Task:
Copy all lines below containing "escola".

Data supplied:

________________

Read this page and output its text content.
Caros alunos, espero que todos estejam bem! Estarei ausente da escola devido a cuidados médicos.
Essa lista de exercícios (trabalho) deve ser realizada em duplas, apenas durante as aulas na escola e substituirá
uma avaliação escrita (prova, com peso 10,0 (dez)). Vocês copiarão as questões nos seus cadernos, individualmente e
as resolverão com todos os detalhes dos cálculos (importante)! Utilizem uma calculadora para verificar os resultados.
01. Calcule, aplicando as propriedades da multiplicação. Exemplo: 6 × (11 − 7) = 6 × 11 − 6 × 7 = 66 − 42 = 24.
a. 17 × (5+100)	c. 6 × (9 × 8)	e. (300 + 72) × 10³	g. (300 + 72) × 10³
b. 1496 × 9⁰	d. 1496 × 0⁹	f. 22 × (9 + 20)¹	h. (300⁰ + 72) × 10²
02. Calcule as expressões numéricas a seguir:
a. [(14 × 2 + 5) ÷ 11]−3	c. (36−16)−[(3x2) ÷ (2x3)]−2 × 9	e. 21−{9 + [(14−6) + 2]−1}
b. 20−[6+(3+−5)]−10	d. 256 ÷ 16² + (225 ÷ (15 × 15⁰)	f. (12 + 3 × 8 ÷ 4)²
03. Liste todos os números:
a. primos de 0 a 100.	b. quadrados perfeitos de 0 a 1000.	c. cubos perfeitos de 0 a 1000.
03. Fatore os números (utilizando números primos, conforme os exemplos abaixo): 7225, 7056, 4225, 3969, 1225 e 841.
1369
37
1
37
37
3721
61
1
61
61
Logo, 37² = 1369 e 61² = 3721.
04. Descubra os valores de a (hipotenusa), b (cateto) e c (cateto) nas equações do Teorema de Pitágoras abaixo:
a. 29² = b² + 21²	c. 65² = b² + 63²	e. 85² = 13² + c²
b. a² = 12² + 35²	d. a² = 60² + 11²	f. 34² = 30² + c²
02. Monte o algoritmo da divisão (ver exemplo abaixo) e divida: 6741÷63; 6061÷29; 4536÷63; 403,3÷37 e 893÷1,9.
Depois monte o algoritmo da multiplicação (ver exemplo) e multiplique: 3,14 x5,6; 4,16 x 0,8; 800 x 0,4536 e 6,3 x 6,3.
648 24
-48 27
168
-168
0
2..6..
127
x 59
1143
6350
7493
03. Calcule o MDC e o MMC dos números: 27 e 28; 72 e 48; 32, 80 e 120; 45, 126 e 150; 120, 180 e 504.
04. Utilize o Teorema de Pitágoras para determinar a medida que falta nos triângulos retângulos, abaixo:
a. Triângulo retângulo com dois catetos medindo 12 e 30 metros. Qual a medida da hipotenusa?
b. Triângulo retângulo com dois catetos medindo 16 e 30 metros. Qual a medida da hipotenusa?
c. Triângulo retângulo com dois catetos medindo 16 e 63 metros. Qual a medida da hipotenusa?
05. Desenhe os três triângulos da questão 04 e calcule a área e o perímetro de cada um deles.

________________

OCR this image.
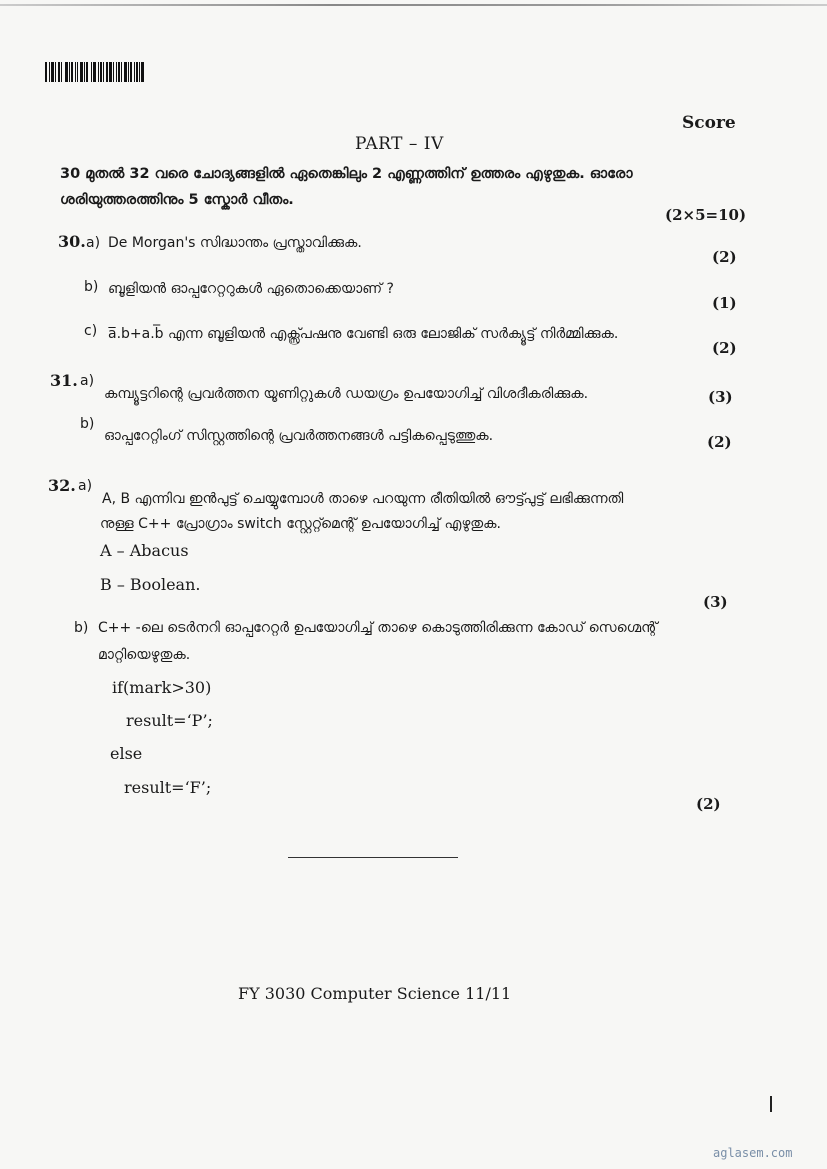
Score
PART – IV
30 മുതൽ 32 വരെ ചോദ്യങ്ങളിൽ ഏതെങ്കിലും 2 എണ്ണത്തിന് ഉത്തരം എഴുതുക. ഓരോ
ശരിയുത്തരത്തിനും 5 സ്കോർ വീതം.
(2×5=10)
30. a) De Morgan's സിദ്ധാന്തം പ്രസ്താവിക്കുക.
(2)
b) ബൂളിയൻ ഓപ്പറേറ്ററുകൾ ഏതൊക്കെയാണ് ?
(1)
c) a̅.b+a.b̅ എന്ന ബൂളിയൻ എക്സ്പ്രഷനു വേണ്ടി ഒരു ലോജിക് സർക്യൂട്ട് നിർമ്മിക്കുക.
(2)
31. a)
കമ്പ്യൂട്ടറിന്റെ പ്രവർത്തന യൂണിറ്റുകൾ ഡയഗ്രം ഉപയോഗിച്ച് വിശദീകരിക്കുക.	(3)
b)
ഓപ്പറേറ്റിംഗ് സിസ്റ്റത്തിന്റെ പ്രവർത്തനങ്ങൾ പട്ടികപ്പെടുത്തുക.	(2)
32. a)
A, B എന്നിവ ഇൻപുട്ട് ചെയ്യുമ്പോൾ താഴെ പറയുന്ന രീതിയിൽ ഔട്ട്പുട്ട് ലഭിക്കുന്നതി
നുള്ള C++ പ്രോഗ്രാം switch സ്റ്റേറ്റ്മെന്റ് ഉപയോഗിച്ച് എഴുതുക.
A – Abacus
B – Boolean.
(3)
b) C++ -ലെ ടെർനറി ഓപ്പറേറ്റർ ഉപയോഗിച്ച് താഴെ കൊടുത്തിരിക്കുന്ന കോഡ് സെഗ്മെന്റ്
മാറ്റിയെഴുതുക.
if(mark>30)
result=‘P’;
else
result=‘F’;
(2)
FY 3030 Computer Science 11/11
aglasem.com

________________

Reply to the exercise:
Caros alunos, espero que todos estejam bem! Estarei ausente da escola devido a cuidados médicos.
Essa lista de exercícios (trabalho) deve ser realizada em duplas, apenas durante as aulas na escola e substituirá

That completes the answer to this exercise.